#### [TEXTO PARA LEITURA]

◆ ◆ ◆ ◆ ◆ ◆ ◆

Comitês Populares criticam Lei Geral da Copa por retirar direitos sociais


Foi aprovada na Comissão Especial da Câmara dos Deputados o Projeto de Lei Geral da Copa, na última terça-feira (6). O texto prevê a venda de bebidas alcoólicas em estádios, a meia-entrada para idosos, estudantes e beneficiários do Bolsa Família. Estes últimos dentro de uma “cota social” em que o ingresso sai por R$ 45. O documento é uma exigência da Federação Internacional de Futebol (Fifa).
Para o diretor da Central dos Movimentos Populares e do Comitê Popular da Copa do Rio, Marcelo Edmundo, a lei interfere na soberania do país.
“A lei é algo seriíssimo, porque ela fere completamente a nossa Constituição. É uma lei que no período da Copa, e tem até previsão de continuidade, o brasileiro vai perder o direito de ir e vir. Corre o risco de ser preso e julgado sumariamente. É uma lei que coloca o país e as nossas leis a serviço dos interesses internacionais e do capital”.
No texto há brecha para que ocorram julgamentos de cidadãos por regras diferenciadas ao sistema comum de Justiça. Poderão ser instalados dispositivos jurídicos temporários para questões relacionadas ao evento.
Outro ataque aos direitos apontado por Edmundo é a proibição de greve.
“É um escândalo. Já estão previstas algumas emendas em que o direito de greve vai ser, também, cerceado. Vai ser proibido fazer greve em um período antes da realização da Copa”.
Os Comitês Populares das cidades-sede afirmam que o Projeto restringe direitos sociais e dá amplos poderes à Fifa. A entidade irá ter exclusividade de comercialização nos locais de competição, e deixa sob responsabilidade da União os danos cometidos no país por “ação ou omissão” à entidade.
O Projeto vai primeiro ao plenário da Câmara e depois para o Senado.
De São Paulo, da Radioagência NP, Vivian Fernandes.

◆ ◆ ◆ ◆ ◆ ◆ ◆

De acordo com a reportagem sobre a Lei Geral da Copa, qual é o preço do ingresso na "cota social"? Os registros não são utilizados nesta atividade.

#### [REGISTROS FORNECIDOS]
◆ ◆ ◆ ◆ ◆ ◆ ◆

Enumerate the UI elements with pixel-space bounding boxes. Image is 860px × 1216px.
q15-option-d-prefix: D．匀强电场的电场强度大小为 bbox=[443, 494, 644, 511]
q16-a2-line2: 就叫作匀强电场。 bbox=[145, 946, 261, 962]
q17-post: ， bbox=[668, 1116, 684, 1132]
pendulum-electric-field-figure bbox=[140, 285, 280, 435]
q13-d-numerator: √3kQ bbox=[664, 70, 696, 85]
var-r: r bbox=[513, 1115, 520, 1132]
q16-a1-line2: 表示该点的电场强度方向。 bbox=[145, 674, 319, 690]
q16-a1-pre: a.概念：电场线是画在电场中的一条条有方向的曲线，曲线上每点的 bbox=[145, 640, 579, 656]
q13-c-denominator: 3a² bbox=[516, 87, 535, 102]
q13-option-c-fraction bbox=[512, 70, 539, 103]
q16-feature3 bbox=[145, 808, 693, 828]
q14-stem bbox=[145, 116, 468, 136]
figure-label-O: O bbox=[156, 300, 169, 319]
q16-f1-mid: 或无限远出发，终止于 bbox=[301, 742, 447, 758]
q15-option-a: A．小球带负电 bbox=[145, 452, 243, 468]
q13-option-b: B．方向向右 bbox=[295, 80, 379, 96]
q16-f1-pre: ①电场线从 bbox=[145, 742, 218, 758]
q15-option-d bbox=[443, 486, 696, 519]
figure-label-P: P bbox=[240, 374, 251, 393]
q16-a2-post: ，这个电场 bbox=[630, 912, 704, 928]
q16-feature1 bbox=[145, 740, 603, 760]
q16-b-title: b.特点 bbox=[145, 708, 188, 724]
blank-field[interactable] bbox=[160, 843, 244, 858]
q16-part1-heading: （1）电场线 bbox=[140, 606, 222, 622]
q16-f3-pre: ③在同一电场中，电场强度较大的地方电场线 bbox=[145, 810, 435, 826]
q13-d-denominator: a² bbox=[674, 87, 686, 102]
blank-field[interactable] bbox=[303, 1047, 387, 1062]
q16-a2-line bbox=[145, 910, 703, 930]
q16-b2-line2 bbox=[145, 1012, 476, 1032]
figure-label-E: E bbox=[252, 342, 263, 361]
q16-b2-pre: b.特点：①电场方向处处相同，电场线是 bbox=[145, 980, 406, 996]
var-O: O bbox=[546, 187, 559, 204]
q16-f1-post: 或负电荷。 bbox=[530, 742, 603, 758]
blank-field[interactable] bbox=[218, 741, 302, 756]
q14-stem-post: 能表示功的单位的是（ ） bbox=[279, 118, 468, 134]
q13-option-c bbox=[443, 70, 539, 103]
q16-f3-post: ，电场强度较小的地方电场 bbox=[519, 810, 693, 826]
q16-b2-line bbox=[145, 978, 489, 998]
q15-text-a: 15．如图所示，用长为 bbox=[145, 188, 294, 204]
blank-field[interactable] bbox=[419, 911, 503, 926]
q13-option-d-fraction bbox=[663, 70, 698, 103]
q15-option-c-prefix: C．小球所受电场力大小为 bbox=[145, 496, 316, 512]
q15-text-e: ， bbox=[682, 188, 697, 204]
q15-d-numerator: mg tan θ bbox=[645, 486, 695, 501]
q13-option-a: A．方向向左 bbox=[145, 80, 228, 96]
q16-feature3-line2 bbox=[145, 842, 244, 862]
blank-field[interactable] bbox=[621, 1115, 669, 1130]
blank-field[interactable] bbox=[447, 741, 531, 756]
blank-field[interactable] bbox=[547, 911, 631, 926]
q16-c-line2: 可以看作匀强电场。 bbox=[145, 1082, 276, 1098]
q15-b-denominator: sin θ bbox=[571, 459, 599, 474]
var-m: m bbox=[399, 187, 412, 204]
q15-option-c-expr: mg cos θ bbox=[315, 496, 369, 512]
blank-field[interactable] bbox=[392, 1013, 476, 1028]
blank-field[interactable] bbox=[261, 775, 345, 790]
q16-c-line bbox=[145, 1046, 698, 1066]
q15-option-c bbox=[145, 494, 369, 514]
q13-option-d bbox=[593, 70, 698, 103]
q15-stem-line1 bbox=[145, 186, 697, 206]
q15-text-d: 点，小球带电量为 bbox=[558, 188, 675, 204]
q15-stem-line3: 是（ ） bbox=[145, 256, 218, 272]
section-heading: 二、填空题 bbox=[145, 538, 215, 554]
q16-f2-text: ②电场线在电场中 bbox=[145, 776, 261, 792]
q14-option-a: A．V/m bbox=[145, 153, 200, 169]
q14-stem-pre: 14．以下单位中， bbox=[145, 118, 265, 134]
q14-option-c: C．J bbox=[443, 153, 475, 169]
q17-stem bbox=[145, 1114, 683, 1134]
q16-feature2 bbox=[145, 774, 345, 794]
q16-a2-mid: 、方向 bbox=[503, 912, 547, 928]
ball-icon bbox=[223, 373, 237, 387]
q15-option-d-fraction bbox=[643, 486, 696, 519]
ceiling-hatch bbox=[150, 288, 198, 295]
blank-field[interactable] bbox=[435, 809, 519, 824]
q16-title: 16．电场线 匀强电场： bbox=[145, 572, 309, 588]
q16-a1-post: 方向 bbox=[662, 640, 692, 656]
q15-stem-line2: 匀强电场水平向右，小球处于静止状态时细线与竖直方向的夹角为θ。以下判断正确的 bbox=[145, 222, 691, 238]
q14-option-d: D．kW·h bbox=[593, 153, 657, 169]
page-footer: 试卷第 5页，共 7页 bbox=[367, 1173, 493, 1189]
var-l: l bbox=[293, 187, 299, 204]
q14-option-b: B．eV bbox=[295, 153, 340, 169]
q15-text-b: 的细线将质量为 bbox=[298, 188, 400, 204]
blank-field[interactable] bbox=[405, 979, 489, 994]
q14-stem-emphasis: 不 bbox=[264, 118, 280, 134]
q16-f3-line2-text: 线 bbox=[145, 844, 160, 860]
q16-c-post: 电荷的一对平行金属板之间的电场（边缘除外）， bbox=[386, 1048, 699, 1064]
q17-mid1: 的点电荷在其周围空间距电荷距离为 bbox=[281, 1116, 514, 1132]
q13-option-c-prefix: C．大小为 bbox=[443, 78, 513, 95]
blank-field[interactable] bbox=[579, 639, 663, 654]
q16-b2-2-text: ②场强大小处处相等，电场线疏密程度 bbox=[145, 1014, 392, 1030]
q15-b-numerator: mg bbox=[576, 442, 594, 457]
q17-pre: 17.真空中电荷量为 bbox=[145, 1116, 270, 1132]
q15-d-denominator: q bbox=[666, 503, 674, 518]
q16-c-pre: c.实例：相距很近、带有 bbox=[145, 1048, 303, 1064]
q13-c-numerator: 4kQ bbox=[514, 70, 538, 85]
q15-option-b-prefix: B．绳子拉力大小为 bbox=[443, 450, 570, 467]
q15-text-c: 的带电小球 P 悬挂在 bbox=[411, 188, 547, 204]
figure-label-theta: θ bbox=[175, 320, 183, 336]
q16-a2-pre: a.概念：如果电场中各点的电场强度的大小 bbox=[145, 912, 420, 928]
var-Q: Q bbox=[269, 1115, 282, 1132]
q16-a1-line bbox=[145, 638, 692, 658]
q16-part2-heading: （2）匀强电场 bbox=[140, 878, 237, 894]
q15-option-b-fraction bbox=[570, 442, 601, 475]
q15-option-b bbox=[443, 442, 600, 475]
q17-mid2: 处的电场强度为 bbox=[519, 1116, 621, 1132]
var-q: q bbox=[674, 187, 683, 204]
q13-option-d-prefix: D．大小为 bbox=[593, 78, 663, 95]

◆ ◆ ◆ ◆ ◆ ◆ ◆

#### [RESOLUÇÃO]
O ingresso na "cota social" sai por R$ 45.